>> BEGIN Provided data

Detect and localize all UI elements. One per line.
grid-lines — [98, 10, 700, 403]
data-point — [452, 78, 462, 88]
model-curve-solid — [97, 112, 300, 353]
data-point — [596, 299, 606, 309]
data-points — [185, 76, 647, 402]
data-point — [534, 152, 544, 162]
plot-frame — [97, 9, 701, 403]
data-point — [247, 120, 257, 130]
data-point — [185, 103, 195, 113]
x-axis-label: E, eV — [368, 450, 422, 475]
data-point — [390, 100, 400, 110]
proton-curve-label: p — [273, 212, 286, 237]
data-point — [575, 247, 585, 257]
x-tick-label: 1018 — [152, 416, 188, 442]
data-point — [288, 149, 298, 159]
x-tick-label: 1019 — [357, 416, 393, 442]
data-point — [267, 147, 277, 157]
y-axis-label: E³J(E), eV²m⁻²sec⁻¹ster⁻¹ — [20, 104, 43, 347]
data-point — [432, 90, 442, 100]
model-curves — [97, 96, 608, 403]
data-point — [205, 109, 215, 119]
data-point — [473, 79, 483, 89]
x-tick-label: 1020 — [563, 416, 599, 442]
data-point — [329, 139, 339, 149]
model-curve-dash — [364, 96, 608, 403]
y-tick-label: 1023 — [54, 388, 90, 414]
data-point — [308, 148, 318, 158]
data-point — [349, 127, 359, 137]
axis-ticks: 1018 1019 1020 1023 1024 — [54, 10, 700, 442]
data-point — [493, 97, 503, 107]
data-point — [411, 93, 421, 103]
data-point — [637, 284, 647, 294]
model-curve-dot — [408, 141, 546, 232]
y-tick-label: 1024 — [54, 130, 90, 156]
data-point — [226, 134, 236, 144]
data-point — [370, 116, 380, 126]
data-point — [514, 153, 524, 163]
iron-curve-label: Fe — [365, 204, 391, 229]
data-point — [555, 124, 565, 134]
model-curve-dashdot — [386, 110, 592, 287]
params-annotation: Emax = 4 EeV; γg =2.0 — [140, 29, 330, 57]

>> END Provided data
>> BEGIN Provided data

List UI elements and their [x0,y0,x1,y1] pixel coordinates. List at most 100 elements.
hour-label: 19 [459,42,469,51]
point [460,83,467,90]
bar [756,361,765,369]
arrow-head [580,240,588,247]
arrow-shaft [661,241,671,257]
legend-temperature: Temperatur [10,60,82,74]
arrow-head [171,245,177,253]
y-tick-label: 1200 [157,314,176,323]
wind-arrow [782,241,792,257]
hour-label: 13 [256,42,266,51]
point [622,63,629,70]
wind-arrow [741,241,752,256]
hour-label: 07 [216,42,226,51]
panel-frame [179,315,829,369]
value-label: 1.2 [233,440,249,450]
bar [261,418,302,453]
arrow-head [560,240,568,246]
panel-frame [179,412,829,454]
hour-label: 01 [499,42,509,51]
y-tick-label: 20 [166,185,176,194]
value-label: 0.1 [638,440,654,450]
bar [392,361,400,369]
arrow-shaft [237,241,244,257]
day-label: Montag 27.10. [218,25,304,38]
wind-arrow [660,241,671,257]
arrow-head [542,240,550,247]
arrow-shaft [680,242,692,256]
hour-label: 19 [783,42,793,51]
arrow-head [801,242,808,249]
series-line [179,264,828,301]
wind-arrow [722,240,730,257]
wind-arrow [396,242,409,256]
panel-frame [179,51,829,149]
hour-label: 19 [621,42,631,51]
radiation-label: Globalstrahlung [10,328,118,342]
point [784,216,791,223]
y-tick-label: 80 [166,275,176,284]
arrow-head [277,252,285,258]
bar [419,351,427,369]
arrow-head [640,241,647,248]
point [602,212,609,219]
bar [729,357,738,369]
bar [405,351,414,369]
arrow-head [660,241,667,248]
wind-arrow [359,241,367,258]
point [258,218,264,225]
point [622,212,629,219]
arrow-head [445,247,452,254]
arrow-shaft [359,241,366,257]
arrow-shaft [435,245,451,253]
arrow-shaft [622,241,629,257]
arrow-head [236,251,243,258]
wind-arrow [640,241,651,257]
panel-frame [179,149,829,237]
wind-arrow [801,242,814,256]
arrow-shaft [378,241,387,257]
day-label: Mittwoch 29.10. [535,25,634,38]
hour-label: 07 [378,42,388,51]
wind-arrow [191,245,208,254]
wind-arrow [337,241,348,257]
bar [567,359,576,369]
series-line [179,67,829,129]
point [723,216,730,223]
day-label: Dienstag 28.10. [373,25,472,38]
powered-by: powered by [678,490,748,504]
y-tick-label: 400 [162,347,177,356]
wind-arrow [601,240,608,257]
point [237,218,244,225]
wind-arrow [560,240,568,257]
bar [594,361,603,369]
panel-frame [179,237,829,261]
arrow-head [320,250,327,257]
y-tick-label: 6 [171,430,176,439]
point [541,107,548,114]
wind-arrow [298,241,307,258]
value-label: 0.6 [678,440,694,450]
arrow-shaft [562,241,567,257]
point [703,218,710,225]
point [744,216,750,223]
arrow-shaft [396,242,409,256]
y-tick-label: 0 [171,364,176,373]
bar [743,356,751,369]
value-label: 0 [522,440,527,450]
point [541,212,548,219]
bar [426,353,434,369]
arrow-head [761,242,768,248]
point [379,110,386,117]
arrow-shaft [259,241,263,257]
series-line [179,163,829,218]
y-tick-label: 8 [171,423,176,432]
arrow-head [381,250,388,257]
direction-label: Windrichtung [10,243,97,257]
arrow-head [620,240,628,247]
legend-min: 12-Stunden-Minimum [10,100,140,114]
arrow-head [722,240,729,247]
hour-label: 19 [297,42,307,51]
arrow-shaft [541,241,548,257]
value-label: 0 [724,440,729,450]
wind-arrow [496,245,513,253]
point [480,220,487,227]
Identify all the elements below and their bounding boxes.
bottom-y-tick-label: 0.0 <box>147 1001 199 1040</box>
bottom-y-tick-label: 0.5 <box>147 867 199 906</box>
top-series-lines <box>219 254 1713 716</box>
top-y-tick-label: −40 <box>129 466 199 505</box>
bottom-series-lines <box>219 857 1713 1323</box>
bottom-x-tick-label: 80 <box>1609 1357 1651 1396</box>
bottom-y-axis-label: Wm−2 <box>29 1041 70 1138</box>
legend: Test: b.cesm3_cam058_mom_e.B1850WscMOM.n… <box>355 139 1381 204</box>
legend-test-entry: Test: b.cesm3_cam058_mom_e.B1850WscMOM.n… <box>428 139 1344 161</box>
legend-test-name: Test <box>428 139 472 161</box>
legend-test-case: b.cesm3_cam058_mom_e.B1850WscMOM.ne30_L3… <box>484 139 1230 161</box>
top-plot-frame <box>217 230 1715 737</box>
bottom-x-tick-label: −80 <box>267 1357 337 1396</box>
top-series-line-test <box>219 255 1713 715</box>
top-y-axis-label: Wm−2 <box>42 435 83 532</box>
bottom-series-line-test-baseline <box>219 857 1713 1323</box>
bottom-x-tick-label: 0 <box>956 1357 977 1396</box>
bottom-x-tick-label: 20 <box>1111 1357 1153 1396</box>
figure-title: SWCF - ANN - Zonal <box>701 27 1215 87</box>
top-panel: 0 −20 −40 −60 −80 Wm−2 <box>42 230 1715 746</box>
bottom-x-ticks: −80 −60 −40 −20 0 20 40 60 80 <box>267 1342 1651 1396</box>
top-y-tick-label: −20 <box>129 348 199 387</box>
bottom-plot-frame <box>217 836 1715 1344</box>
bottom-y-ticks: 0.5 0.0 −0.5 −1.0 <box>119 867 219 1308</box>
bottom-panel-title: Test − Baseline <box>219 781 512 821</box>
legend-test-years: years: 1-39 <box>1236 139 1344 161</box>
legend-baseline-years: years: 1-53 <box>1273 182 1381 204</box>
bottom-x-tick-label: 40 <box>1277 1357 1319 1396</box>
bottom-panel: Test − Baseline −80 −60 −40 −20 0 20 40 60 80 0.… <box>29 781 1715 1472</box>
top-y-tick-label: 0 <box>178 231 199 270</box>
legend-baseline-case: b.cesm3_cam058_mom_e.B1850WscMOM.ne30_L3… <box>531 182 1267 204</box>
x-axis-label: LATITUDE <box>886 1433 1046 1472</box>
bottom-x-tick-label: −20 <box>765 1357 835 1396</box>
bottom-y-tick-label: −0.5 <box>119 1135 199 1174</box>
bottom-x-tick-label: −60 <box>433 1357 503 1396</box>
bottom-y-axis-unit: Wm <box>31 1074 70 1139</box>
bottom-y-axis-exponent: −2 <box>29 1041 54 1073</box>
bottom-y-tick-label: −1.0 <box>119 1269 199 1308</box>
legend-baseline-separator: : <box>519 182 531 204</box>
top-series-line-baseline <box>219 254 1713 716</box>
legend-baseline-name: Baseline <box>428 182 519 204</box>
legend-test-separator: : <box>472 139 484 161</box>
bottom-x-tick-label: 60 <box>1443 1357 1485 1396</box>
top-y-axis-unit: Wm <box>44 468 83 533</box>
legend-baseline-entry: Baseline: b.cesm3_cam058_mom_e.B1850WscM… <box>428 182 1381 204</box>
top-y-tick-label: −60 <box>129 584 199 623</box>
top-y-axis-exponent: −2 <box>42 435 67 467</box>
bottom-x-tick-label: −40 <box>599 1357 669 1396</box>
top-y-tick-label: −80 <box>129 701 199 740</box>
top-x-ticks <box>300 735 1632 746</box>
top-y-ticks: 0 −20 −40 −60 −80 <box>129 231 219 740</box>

>> END Provided data
>> BEGIN Provided data

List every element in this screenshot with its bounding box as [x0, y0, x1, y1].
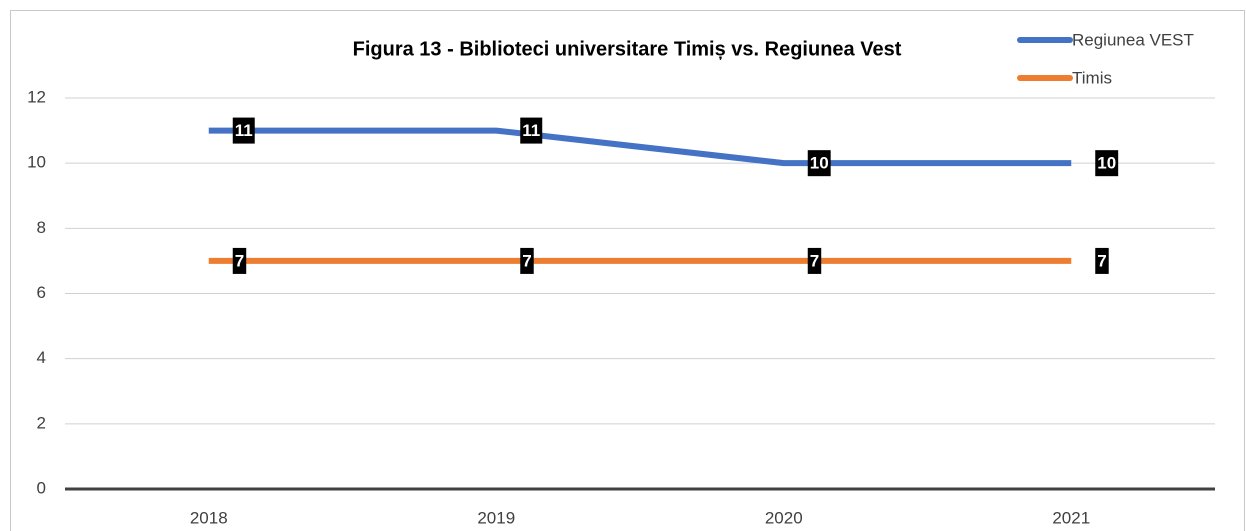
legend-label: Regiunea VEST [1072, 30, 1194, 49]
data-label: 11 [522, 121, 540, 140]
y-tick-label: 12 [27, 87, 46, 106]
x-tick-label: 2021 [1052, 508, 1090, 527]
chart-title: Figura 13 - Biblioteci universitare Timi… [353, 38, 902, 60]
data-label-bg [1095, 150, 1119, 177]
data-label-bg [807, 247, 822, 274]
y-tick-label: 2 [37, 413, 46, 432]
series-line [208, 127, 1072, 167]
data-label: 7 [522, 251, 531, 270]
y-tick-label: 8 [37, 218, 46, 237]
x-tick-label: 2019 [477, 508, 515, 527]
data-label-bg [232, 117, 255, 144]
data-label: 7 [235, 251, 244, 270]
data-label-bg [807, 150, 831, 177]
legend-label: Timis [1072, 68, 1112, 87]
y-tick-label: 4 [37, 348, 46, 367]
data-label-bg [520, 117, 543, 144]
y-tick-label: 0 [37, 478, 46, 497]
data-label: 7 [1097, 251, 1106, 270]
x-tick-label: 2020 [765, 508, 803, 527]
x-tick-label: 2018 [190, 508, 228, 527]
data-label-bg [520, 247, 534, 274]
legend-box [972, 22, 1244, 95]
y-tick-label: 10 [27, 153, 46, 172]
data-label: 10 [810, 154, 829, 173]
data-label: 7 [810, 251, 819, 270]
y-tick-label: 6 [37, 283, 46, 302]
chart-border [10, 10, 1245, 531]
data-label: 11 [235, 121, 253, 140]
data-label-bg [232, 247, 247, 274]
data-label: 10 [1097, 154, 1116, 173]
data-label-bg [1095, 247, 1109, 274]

>> END Provided data

* What you need to do
Please retype every line from the one containing "Detect and localize" to the one containing "data-point — [288, 149, 298, 159]", including both of those lines.

* In response
Detect and localize all UI elements. One per line.
grid-lines — [98, 10, 700, 403]
data-point — [452, 78, 462, 88]
model-curve-solid — [97, 112, 300, 353]
data-point — [596, 299, 606, 309]
data-points — [185, 76, 647, 402]
data-point — [534, 152, 544, 162]
plot-frame — [97, 9, 701, 403]
data-point — [247, 120, 257, 130]
data-point — [185, 103, 195, 113]
x-axis-label: E, eV — [368, 450, 422, 475]
data-point — [390, 100, 400, 110]
proton-curve-label: p — [273, 212, 286, 237]
data-point — [575, 247, 585, 257]
x-tick-label: 1018 — [152, 416, 188, 442]
data-point — [288, 149, 298, 159]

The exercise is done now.